**REQUIRED WORK**
Copy every entry exactly.

(Collected data)
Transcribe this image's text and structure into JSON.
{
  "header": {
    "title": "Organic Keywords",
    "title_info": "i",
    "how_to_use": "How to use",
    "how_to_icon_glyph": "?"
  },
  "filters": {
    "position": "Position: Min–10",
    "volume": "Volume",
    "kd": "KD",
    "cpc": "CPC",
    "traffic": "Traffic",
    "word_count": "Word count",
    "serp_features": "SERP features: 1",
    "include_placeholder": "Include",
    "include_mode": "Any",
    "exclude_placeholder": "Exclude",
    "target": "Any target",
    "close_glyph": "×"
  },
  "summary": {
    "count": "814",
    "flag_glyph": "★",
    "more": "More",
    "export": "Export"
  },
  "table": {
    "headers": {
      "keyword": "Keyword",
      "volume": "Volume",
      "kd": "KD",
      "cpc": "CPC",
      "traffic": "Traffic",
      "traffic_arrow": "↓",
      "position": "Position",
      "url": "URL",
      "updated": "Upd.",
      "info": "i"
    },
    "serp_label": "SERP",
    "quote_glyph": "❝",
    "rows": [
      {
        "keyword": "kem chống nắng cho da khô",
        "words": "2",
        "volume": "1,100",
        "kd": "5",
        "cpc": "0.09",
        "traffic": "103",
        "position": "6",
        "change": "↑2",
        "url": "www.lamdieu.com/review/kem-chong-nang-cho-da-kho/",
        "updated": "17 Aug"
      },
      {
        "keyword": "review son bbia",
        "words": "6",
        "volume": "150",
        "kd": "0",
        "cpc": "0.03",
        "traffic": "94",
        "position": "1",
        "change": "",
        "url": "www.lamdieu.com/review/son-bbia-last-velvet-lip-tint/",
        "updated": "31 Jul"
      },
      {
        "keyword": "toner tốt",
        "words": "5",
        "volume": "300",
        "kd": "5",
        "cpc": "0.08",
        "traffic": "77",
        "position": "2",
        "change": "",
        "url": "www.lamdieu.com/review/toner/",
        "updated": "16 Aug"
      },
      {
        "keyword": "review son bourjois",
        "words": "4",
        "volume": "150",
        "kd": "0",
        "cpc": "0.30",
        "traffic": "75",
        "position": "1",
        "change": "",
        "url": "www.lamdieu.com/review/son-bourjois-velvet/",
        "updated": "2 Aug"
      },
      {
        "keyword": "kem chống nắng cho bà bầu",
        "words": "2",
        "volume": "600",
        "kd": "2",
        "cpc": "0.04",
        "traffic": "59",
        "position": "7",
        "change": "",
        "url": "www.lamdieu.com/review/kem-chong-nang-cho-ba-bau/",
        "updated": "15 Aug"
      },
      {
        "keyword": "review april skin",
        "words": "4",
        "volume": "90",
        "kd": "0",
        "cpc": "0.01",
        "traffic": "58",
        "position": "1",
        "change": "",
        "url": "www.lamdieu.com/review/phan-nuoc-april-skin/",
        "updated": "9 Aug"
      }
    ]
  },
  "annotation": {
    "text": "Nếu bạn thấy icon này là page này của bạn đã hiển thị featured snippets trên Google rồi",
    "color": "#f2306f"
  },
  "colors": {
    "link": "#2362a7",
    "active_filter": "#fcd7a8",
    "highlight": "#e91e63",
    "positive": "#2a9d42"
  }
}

**SOLUTION BELOW**
Transcribe this image's text and structure into JSON.
{
  "header": {
    "title": "Organic Keywords",
    "title_info": "i",
    "how_to_use": "How to use",
    "how_to_icon_glyph": "?"
  },
  "filters": {
    "position": "Position: Min–10",
    "volume": "Volume",
    "kd": "KD",
    "cpc": "CPC",
    "traffic": "Traffic",
    "word_count": "Word count",
    "serp_features": "SERP features: 1",
    "include_placeholder": "Include",
    "include_mode": "Any",
    "exclude_placeholder": "Exclude",
    "target": "Any target",
    "close_glyph": "×"
  },
  "summary": {
    "count": "814",
    "flag_glyph": "★",
    "more": "More",
    "export": "Export"
  },
  "table": {
    "headers": {
      "keyword": "Keyword",
      "volume": "Volume",
      "kd": "KD",
      "cpc": "CPC",
      "traffic": "Traffic",
      "traffic_arrow": "↓",
      "position": "Position",
      "url": "URL",
      "updated": "Upd.",
      "info": "i"
    },
    "serp_label": "SERP",
    "quote_glyph": "❝",
    "rows": [
      {
        "keyword": "kem chống nắng cho da khô",
        "words": "2",
        "volume": "1,100",
        "kd": "5",
        "cpc": "0.09",
        "traffic": "103",
        "position": "6",
        "change": "↑2",
        "url": "www.lamdieu.com/review/kem-chong-nang-cho-da-kho/",
        "updated": "17 Aug"
      },
      {
        "keyword": "review son bbia",
        "words": "6",
        "volume": "150",
        "kd": "0",
        "cpc": "0.03",
        "traffic": "94",
        "position": "1",
        "change": "",
        "url": "www.lamdieu.com/review/son-bbia-last-velvet-lip-tint/",
        "updated": "31 Jul"
      },
      {
        "keyword": "toner tốt",
        "words": "5",
        "volume": "300",
        "kd": "5",
        "cpc": "0.08",
        "traffic": "77",
        "position": "2",
        "change": "",
        "url": "www.lamdieu.com/review/toner/",
        "updated": "16 Aug"
      },
      {
        "keyword": "review son bourjois",
        "words": "4",
        "volume": "150",
        "kd": "0",
        "cpc": "0.30",
        "traffic": "75",
        "position": "1",
        "change": "",
        "url": "www.lamdieu.com/review/son-bourjois-velvet/",
        "updated": "2 Aug"
      },
      {
        "keyword": "kem chống nắng cho bà bầu",
        "words": "2",
        "volume": "600",
        "kd": "2",
        "cpc": "0.04",
        "traffic": "59",
        "position": "7",
        "change": "",
        "url": "www.lamdieu.com/review/kem-chong-nang-cho-ba-bau/",
        "updated": "15 Aug"
      },
      {
        "keyword": "review april skin",
        "words": "4",
        "volume": "90",
        "kd": "0",
        "cpc": "0.01",
        "traffic": "58",
        "position": "1",
        "change": "",
        "url": "www.lamdieu.com/review/phan-nuoc-april-skin/",
        "updated": "9 Aug"
      }
    ]
  },
  "annotation": {
    "text": "Nếu bạn thấy icon này là page này của bạn đã hiển thị featured snippets trên Google rồi",
    "color": "#f2306f"
  },
  "colors": {
    "link": "#2362a7",
    "active_filter": "#fcd7a8",
    "highlight": "#e91e63",
    "positive": "#2a9d42"
  }
}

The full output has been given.